__Your objective__: Pull out every line with the word "JSON" from the entries below.

┌────────

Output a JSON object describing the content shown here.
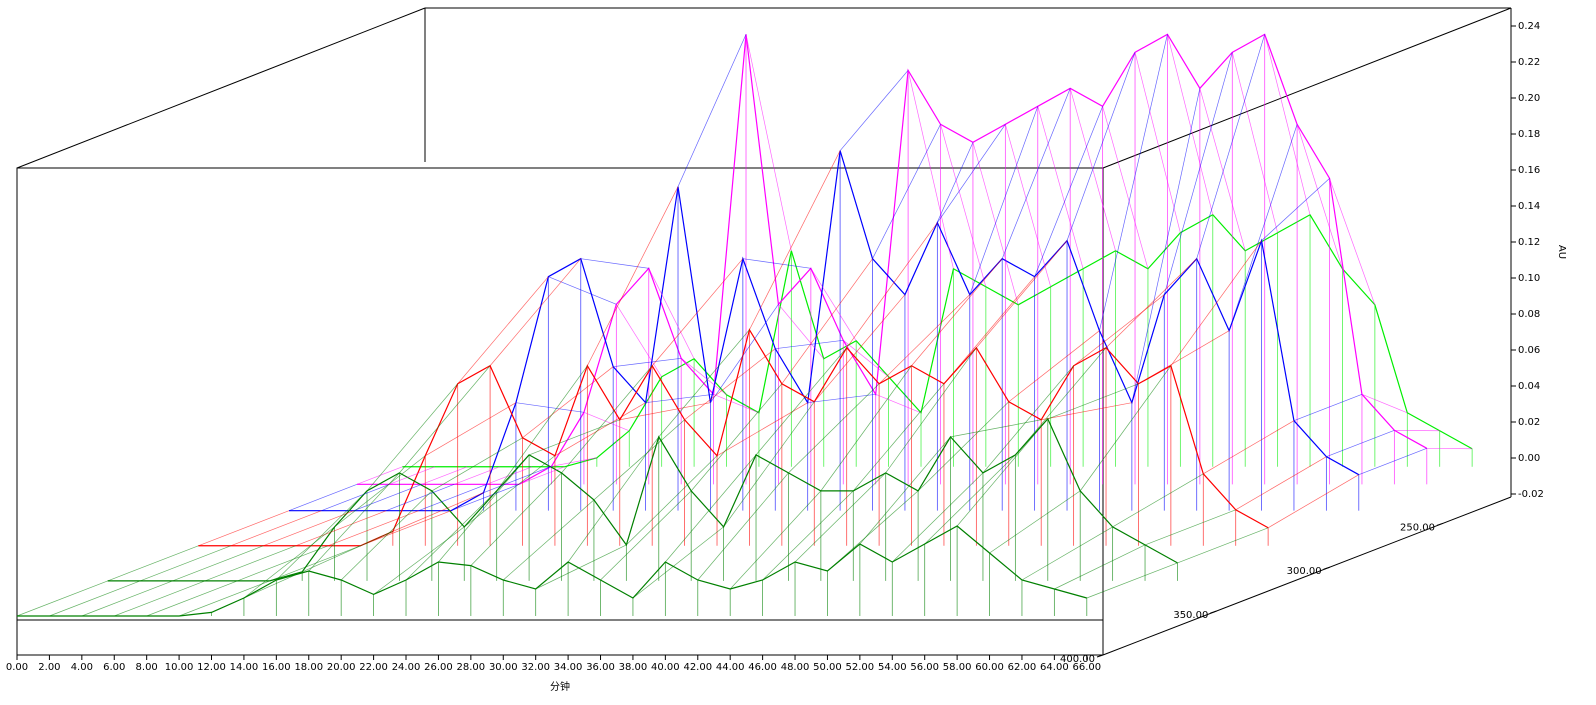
{
  "chart_data": {
    "type": "waterfall3d",
    "x_label": "分钟",
    "y_label": "AU",
    "x": [
      0,
      2,
      4,
      6,
      8,
      10,
      12,
      14,
      16,
      18,
      20,
      22,
      24,
      26,
      28,
      30,
      32,
      34,
      36,
      38,
      40,
      42,
      44,
      46,
      48,
      50,
      52,
      54,
      56,
      58,
      60,
      62,
      64,
      66
    ],
    "series": [
      {
        "z": 230,
        "color": "#00ee00",
        "values": [
          0,
          0,
          0,
          0,
          0,
          0,
          0.005,
          0.02,
          0.05,
          0.06,
          0.04,
          0.03,
          0.12,
          0.06,
          0.07,
          0.05,
          0.03,
          0.11,
          0.1,
          0.09,
          0.1,
          0.11,
          0.12,
          0.11,
          0.13,
          0.14,
          0.12,
          0.13,
          0.14,
          0.11,
          0.09,
          0.03,
          0.02,
          0.01
        ]
      },
      {
        "z": 250,
        "color": "#ff00ff",
        "values": [
          0,
          0,
          0,
          0,
          0,
          0,
          0.01,
          0.04,
          0.1,
          0.12,
          0.07,
          0.05,
          0.25,
          0.1,
          0.12,
          0.08,
          0.05,
          0.23,
          0.2,
          0.19,
          0.2,
          0.21,
          0.22,
          0.21,
          0.24,
          0.25,
          0.22,
          0.24,
          0.25,
          0.2,
          0.17,
          0.05,
          0.03,
          0.02
        ]
      },
      {
        "z": 280,
        "color": "#0000ff",
        "values": [
          0,
          0,
          0,
          0,
          0,
          0,
          0.01,
          0.06,
          0.13,
          0.14,
          0.08,
          0.06,
          0.18,
          0.06,
          0.14,
          0.09,
          0.06,
          0.2,
          0.14,
          0.12,
          0.16,
          0.12,
          0.14,
          0.13,
          0.15,
          0.1,
          0.06,
          0.12,
          0.14,
          0.1,
          0.15,
          0.05,
          0.03,
          0.02
        ]
      },
      {
        "z": 320,
        "color": "#ff0000",
        "values": [
          0,
          0,
          0,
          0,
          0,
          0,
          0.008,
          0.05,
          0.09,
          0.1,
          0.06,
          0.05,
          0.1,
          0.07,
          0.1,
          0.07,
          0.05,
          0.12,
          0.09,
          0.08,
          0.11,
          0.09,
          0.1,
          0.09,
          0.11,
          0.08,
          0.07,
          0.1,
          0.11,
          0.09,
          0.1,
          0.04,
          0.02,
          0.01
        ]
      },
      {
        "z": 360,
        "color": "#008000",
        "values": [
          0,
          0,
          0,
          0,
          0,
          0,
          0.005,
          0.03,
          0.05,
          0.06,
          0.05,
          0.03,
          0.05,
          0.07,
          0.06,
          0.045,
          0.02,
          0.08,
          0.05,
          0.03,
          0.07,
          0.06,
          0.05,
          0.05,
          0.06,
          0.05,
          0.08,
          0.06,
          0.07,
          0.09,
          0.05,
          0.03,
          0.02,
          0.01
        ]
      },
      {
        "z": 400,
        "color": "#008000",
        "values": [
          0,
          0,
          0,
          0,
          0,
          0,
          0.002,
          0.01,
          0.02,
          0.025,
          0.02,
          0.012,
          0.02,
          0.03,
          0.028,
          0.02,
          0.015,
          0.03,
          0.02,
          0.01,
          0.03,
          0.02,
          0.015,
          0.02,
          0.03,
          0.025,
          0.04,
          0.03,
          0.04,
          0.05,
          0.035,
          0.02,
          0.015,
          0.01
        ]
      }
    ],
    "xlim": [
      0,
      67
    ],
    "ylim": [
      -0.02,
      0.25
    ],
    "zlim": [
      400,
      220
    ],
    "xticks": [
      {
        "value": 0,
        "label": "0.00"
      },
      {
        "value": 2,
        "label": "2.00"
      },
      {
        "value": 4,
        "label": "4.00"
      },
      {
        "value": 6,
        "label": "6.00"
      },
      {
        "value": 8,
        "label": "8.00"
      },
      {
        "value": 10,
        "label": "10.00"
      },
      {
        "value": 12,
        "label": "12.00"
      },
      {
        "value": 14,
        "label": "14.00"
      },
      {
        "value": 16,
        "label": "16.00"
      },
      {
        "value": 18,
        "label": "18.00"
      },
      {
        "value": 20,
        "label": "20.00"
      },
      {
        "value": 22,
        "label": "22.00"
      },
      {
        "value": 24,
        "label": "24.00"
      },
      {
        "value": 26,
        "label": "26.00"
      },
      {
        "value": 28,
        "label": "28.00"
      },
      {
        "value": 30,
        "label": "30.00"
      },
      {
        "value": 32,
        "label": "32.00"
      },
      {
        "value": 34,
        "label": "34.00"
      },
      {
        "value": 36,
        "label": "36.00"
      },
      {
        "value": 38,
        "label": "38.00"
      },
      {
        "value": 40,
        "label": "40.00"
      },
      {
        "value": 42,
        "label": "42.00"
      },
      {
        "value": 44,
        "label": "44.00"
      },
      {
        "value": 46,
        "label": "46.00"
      },
      {
        "value": 48,
        "label": "48.00"
      },
      {
        "value": 50,
        "label": "50.00"
      },
      {
        "value": 52,
        "label": "52.00"
      },
      {
        "value": 54,
        "label": "54.00"
      },
      {
        "value": 56,
        "label": "56.00"
      },
      {
        "value": 58,
        "label": "58.00"
      },
      {
        "value": 60,
        "label": "60.00"
      },
      {
        "value": 62,
        "label": "62.00"
      },
      {
        "value": 64,
        "label": "64.00"
      },
      {
        "value": 66,
        "label": "66.00"
      }
    ],
    "yticks": [
      {
        "value": -0.02,
        "label": "-0.02"
      },
      {
        "value": 0,
        "label": "0.00"
      },
      {
        "value": 0.02,
        "label": "0.02"
      },
      {
        "value": 0.04,
        "label": "0.04"
      },
      {
        "value": 0.06,
        "label": "0.06"
      },
      {
        "value": 0.08,
        "label": "0.08"
      },
      {
        "value": 0.1,
        "label": "0.10"
      },
      {
        "value": 0.12,
        "label": "0.12"
      },
      {
        "value": 0.14,
        "label": "0.14"
      },
      {
        "value": 0.16,
        "label": "0.16"
      },
      {
        "value": 0.18,
        "label": "0.18"
      },
      {
        "value": 0.2,
        "label": "0.20"
      },
      {
        "value": 0.22,
        "label": "0.22"
      },
      {
        "value": 0.24,
        "label": "0.24"
      }
    ],
    "zticks": [
      {
        "value": 250,
        "label": "250.00"
      },
      {
        "value": 300,
        "label": "300.00"
      },
      {
        "value": 350,
        "label": "350.00"
      },
      {
        "value": 400,
        "label": "400.00"
      }
    ]
  }
}
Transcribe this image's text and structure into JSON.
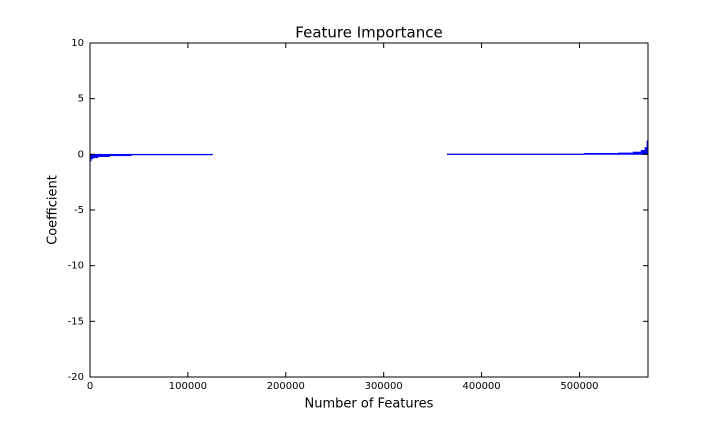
{
  "chart_data": {
    "type": "histogram",
    "title": "Feature Importance",
    "xlabel": "Number of Features",
    "ylabel": "Coefficient",
    "bins": [
      0,
      1000,
      3000,
      8000,
      20000,
      42000,
      125000,
      365000,
      505000,
      540000,
      555000,
      563000,
      567000,
      569000,
      570000
    ],
    "values": [
      -0.6,
      -0.4,
      -0.3,
      -0.2,
      -0.12,
      -0.03,
      null,
      0.03,
      0.08,
      0.12,
      0.2,
      0.35,
      0.6,
      1.2
    ],
    "color": "#0000ff",
    "xlim": [
      0,
      570000
    ],
    "xticks": [
      0,
      100000,
      200000,
      300000,
      400000,
      500000
    ],
    "ylim": [
      -20,
      10
    ],
    "yticks": [
      -20,
      -15,
      -10,
      -5,
      0,
      5,
      10
    ],
    "grid": false
  }
}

└────────

__Answer to this task__:
Output a JSON object describing the content shown here.
Transcribe this image's text and structure into JSON.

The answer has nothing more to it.